## Task objective:
The records below must be duplicated exactly, character for character.

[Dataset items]
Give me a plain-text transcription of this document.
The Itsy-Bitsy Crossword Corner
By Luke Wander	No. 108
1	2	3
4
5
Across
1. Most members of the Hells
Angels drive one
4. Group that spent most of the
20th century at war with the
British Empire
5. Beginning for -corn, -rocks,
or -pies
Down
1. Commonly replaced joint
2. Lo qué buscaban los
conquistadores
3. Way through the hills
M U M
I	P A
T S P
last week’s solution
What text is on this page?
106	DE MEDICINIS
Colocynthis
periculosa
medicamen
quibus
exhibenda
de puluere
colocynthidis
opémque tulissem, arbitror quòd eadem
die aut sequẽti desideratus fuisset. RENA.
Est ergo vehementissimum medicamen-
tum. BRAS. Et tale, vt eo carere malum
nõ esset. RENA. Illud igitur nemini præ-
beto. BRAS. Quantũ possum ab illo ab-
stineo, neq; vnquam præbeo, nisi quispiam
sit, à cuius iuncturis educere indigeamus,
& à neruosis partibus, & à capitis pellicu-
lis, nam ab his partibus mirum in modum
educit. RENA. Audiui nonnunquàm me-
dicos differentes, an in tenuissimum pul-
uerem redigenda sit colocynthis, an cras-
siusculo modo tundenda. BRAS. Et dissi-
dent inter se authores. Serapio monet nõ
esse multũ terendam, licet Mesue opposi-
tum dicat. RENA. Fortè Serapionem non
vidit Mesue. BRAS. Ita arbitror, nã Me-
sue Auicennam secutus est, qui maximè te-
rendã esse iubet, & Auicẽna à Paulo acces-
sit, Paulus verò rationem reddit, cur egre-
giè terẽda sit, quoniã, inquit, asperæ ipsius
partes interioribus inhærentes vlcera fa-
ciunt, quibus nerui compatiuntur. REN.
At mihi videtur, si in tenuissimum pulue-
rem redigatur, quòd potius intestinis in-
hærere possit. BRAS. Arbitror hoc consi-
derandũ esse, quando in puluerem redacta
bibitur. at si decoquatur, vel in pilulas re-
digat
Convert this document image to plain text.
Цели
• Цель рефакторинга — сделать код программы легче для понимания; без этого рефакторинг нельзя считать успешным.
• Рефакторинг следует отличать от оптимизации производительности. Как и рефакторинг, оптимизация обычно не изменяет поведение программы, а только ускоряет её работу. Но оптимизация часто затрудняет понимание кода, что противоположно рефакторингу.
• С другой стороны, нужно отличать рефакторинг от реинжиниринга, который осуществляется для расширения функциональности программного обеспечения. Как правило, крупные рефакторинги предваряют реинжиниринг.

## Response to the exercise:
Give me a plain-text transcription of this document.
The Itsy-Bitsy Crossword Corner
By Luke Wander	No. 108
1	2	3
4
5
Across
1. Most members of the Hells
Angels drive one
4. Group that spent most of the
20th century at war with the
British Empire
5. Beginning for -corn, -rocks,
or -pies
Down
1. Commonly replaced joint
2. Lo qué buscaban los
conquistadores
3. Way through the hills
M U M
I	P A
T S P
last week’s solution
What text is on this page?
106	DE MEDICINIS
Colocynthis
periculosa
medicamen
quibus
exhibenda
de puluere
colocynthidis
opémque tulissem, arbitror quòd eadem
die aut sequẽti desideratus fuisset. RENA.
Est ergo vehementissimum medicamen-
tum. BRAS. Et tale, vt eo carere malum
nõ esset. RENA. Illud igitur nemini præ-
beto. BRAS. Quantũ possum ab illo ab-
stineo, neq; vnquam præbeo, nisi quispiam
sit, à cuius iuncturis educere indigeamus,
& à neruosis partibus, & à capitis pellicu-
lis, nam ab his partibus mirum in modum
educit. RENA. Audiui nonnunquàm me-
dicos differentes, an in tenuissimum pul-
uerem redigenda sit colocynthis, an cras-
siusculo modo tundenda. BRAS. Et dissi-
dent inter se authores. Serapio monet nõ
esse multũ terendam, licet Mesue opposi-
tum dicat. RENA. Fortè Serapionem non
vidit Mesue. BRAS. Ita arbitror, nã Me-
sue Auicennam secutus est, qui maximè te-
rendã esse iubet, & Auicẽna à Paulo acces-
sit, Paulus verò rationem reddit, cur egre-
giè terẽda sit, quoniã, inquit, asperæ ipsius
partes interioribus inhærentes vlcera fa-
ciunt, quibus nerui compatiuntur. REN.
At mihi videtur, si in tenuissimum pulue-
rem redigatur, quòd potius intestinis in-
hærere possit. BRAS. Arbitror hoc consi-
derandũ esse, quando in puluerem redacta
bibitur. at si decoquatur, vel in pilulas re-
digat
Convert this document image to plain text.
Цели
• Цель рефакторинга — сделать код программы легче для понимания; без этого рефакторинг нельзя считать успешным.
• Рефакторинг следует отличать от оптимизации производительности. Как и рефакторинг, оптимизация обычно не изменяет поведение программы, а только ускоряет её работу. Но оптимизация часто затрудняет понимание кода, что противоположно рефакторингу.
• С другой стороны, нужно отличать рефакторинг от реинжиниринга, который осуществляется для расширения функциональности программного обеспечения. Как правило, крупные рефакторинги предваряют реинжиниринг.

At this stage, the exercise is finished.